[Start]

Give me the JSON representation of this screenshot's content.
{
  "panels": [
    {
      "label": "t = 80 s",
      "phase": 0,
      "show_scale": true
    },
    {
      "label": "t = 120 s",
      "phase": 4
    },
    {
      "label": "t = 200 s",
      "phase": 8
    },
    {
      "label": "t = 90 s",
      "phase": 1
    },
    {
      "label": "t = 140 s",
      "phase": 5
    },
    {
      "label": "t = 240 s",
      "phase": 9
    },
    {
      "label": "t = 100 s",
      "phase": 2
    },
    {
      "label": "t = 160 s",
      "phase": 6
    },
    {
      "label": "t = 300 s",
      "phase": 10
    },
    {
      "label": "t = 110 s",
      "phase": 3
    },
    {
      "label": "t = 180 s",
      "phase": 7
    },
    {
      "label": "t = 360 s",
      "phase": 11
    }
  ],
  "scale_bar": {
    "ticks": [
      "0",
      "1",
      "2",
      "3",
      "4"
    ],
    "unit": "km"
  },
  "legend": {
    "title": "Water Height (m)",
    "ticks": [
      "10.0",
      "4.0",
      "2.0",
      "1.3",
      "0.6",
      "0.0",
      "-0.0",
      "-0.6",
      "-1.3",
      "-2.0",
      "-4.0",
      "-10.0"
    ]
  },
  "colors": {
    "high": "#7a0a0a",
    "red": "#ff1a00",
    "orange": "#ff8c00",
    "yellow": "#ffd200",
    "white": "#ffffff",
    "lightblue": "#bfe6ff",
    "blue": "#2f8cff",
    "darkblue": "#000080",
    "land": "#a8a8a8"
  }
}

[End]

* Given instruction *
Each record above must be given again exactly.

* Solution to the exercise *
Give me the JSON representation of this screenshot's content.
{
  "panels": [
    {
      "label": "t = 80 s",
      "phase": 0,
      "show_scale": true
    },
    {
      "label": "t = 120 s",
      "phase": 4
    },
    {
      "label": "t = 200 s",
      "phase": 8
    },
    {
      "label": "t = 90 s",
      "phase": 1
    },
    {
      "label": "t = 140 s",
      "phase": 5
    },
    {
      "label": "t = 240 s",
      "phase": 9
    },
    {
      "label": "t = 100 s",
      "phase": 2
    },
    {
      "label": "t = 160 s",
      "phase": 6
    },
    {
      "label": "t = 300 s",
      "phase": 10
    },
    {
      "label": "t = 110 s",
      "phase": 3
    },
    {
      "label": "t = 180 s",
      "phase": 7
    },
    {
      "label": "t = 360 s",
      "phase": 11
    }
  ],
  "scale_bar": {
    "ticks": [
      "0",
      "1",
      "2",
      "3",
      "4"
    ],
    "unit": "km"
  },
  "legend": {
    "title": "Water Height (m)",
    "ticks": [
      "10.0",
      "4.0",
      "2.0",
      "1.3",
      "0.6",
      "0.0",
      "-0.0",
      "-0.6",
      "-1.3",
      "-2.0",
      "-4.0",
      "-10.0"
    ]
  },
  "colors": {
    "high": "#7a0a0a",
    "red": "#ff1a00",
    "orange": "#ff8c00",
    "yellow": "#ffd200",
    "white": "#ffffff",
    "lightblue": "#bfe6ff",
    "blue": "#2f8cff",
    "darkblue": "#000080",
    "land": "#a8a8a8"
  }
}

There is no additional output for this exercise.